**Work instruction:** Which lines of the entries contain the string "were"? Copy each of them.

-*-*-

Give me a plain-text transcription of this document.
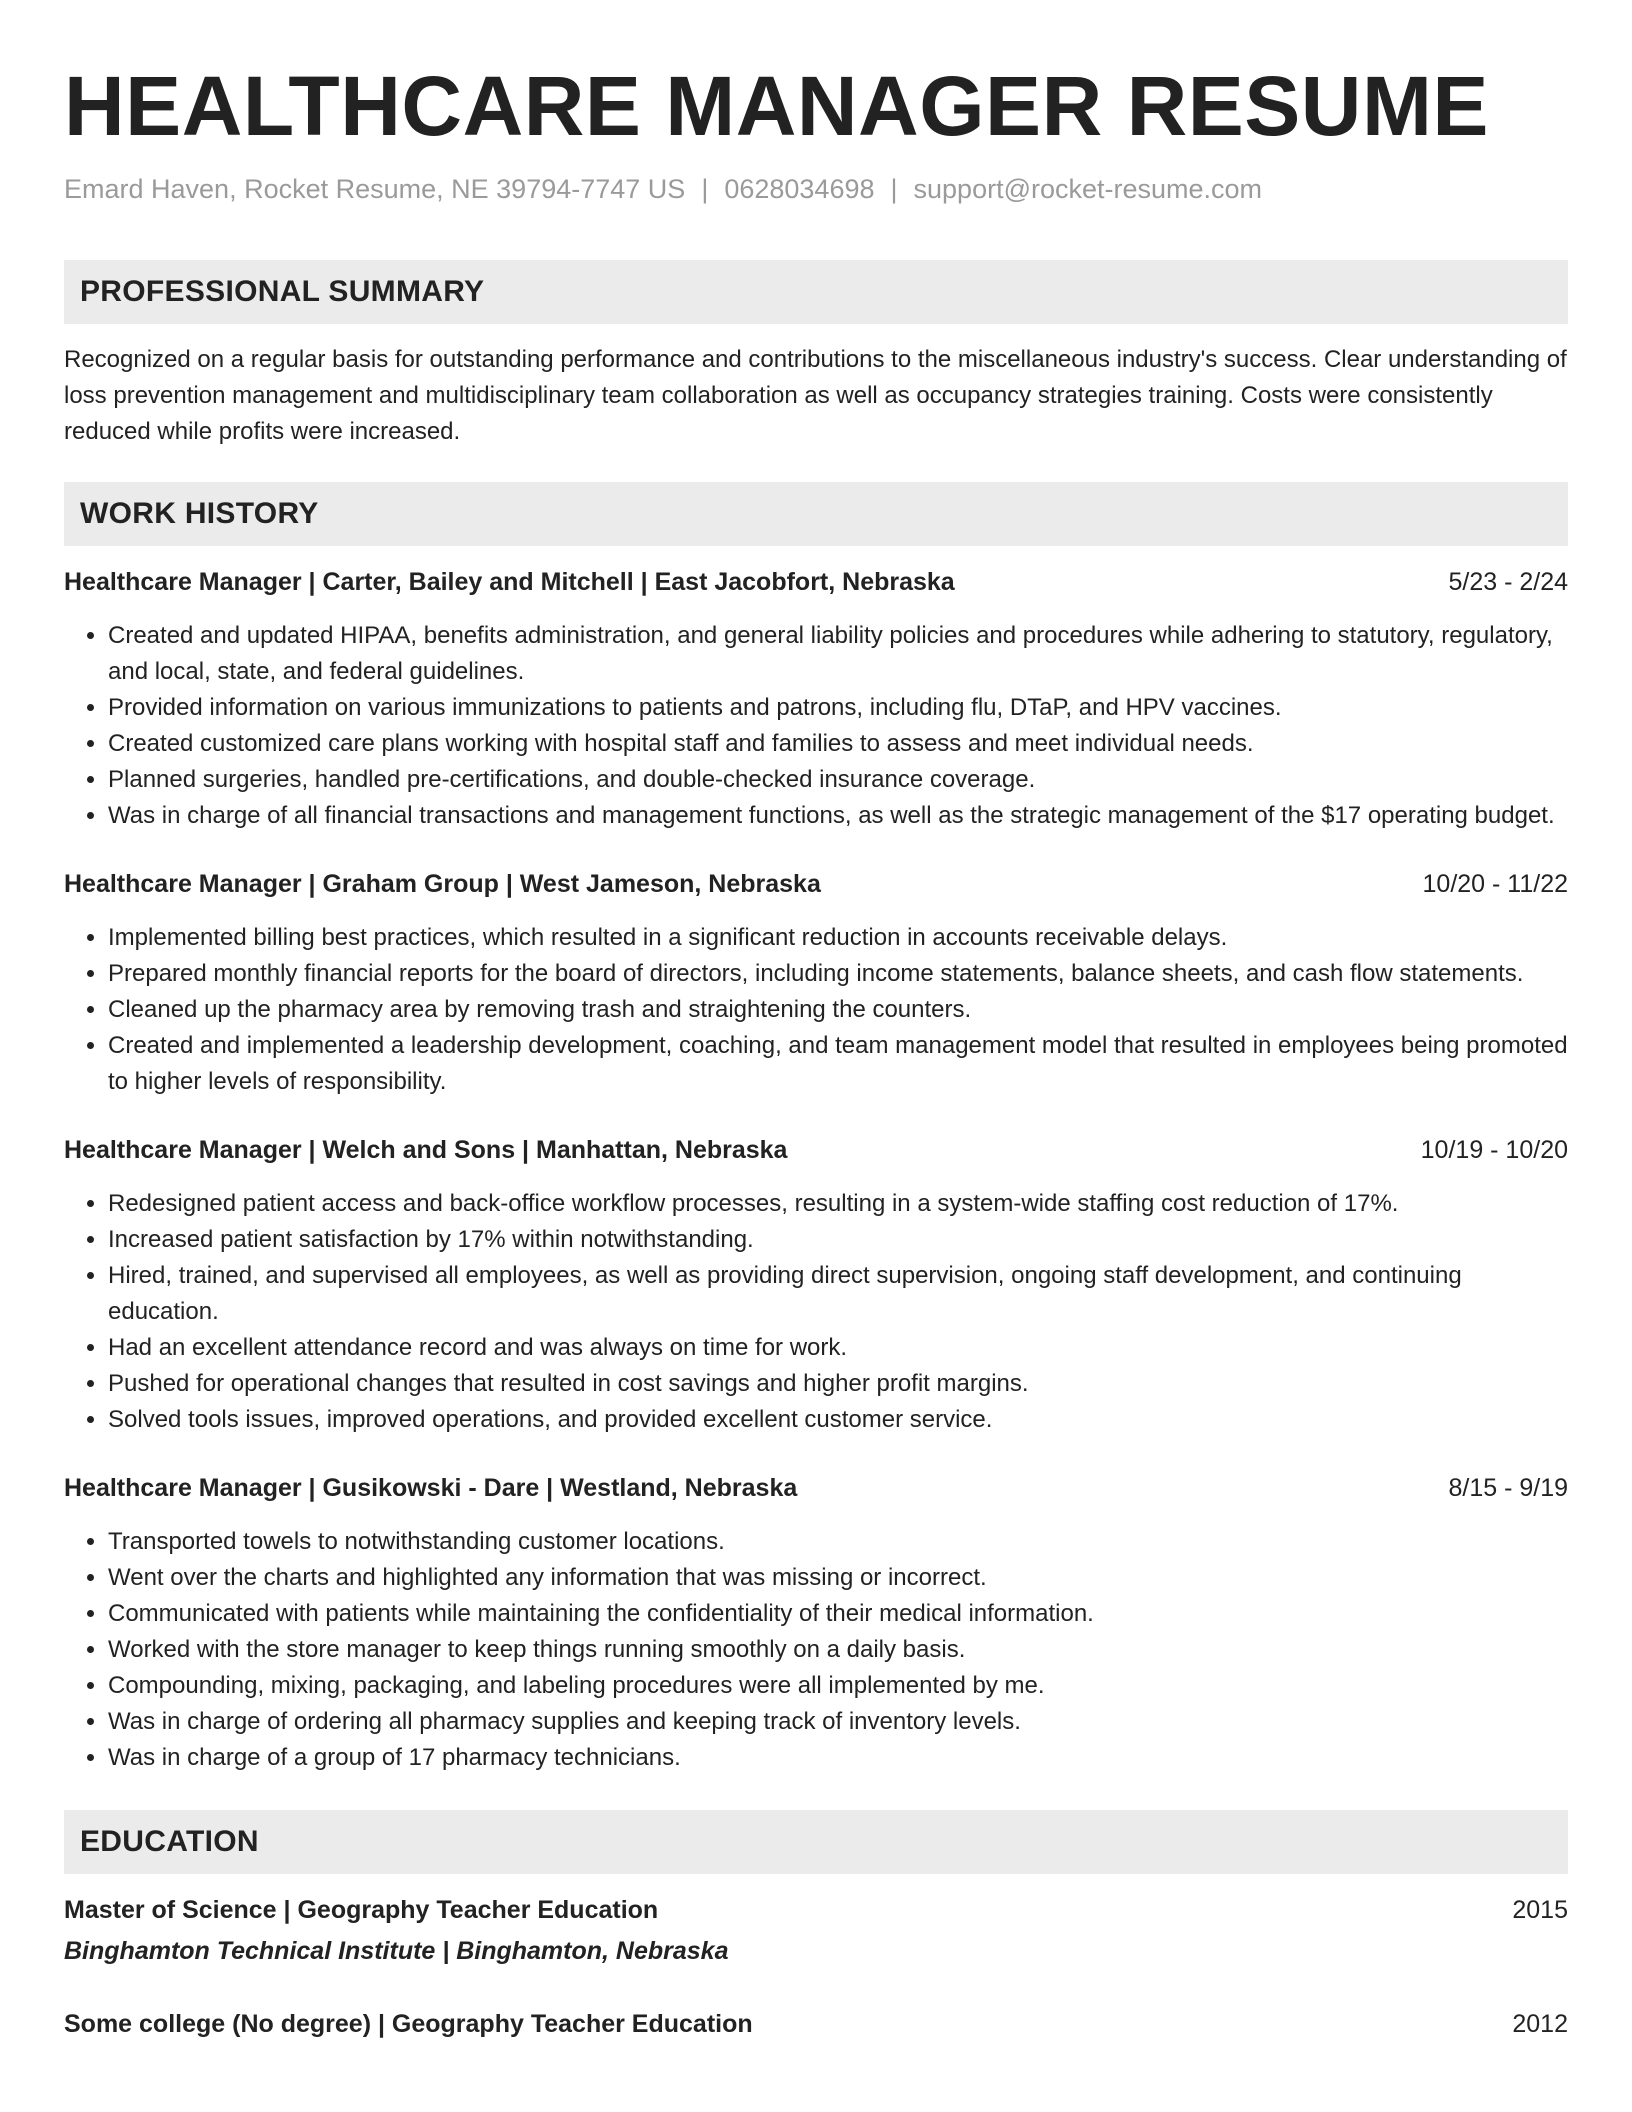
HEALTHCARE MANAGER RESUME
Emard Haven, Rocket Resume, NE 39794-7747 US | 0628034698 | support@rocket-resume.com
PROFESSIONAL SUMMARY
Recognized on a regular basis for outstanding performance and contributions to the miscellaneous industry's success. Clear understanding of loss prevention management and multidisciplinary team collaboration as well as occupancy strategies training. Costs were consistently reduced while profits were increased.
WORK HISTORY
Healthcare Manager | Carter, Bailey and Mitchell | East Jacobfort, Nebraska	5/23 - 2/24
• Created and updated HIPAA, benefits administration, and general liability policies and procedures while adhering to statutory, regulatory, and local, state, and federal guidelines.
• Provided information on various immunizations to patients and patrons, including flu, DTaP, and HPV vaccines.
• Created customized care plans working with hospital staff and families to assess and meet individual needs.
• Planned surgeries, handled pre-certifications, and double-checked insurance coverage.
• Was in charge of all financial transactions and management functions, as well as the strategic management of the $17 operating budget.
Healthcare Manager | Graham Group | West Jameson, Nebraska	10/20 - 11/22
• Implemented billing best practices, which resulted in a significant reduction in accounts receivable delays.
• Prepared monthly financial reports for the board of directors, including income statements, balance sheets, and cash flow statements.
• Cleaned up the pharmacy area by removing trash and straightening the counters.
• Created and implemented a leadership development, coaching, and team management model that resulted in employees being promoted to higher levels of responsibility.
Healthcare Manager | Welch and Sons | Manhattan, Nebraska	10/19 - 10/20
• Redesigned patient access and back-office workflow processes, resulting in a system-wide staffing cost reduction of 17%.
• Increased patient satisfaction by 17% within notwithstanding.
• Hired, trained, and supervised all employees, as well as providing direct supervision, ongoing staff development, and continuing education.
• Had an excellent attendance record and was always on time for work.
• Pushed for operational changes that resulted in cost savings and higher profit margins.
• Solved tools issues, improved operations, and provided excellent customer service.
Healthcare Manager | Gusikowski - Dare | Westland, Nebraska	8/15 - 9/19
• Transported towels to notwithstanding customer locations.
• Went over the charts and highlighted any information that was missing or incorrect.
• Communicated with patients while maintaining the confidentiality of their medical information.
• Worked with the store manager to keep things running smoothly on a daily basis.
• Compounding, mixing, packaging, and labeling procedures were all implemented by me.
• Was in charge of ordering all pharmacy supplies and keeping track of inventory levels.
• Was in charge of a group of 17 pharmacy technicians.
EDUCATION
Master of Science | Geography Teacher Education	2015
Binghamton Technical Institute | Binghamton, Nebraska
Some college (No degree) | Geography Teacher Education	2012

-*-*-

**Reply:**
Recognized on a regular basis for outstanding performance and contributions to the miscellaneous industry's success. Clear understanding of loss prevention management and multidisciplinary team collaboration as well as occupancy strategies training. Costs were consistently reduced while profits were increased.
• Compounding, mixing, packaging, and labeling procedures were all implemented by me.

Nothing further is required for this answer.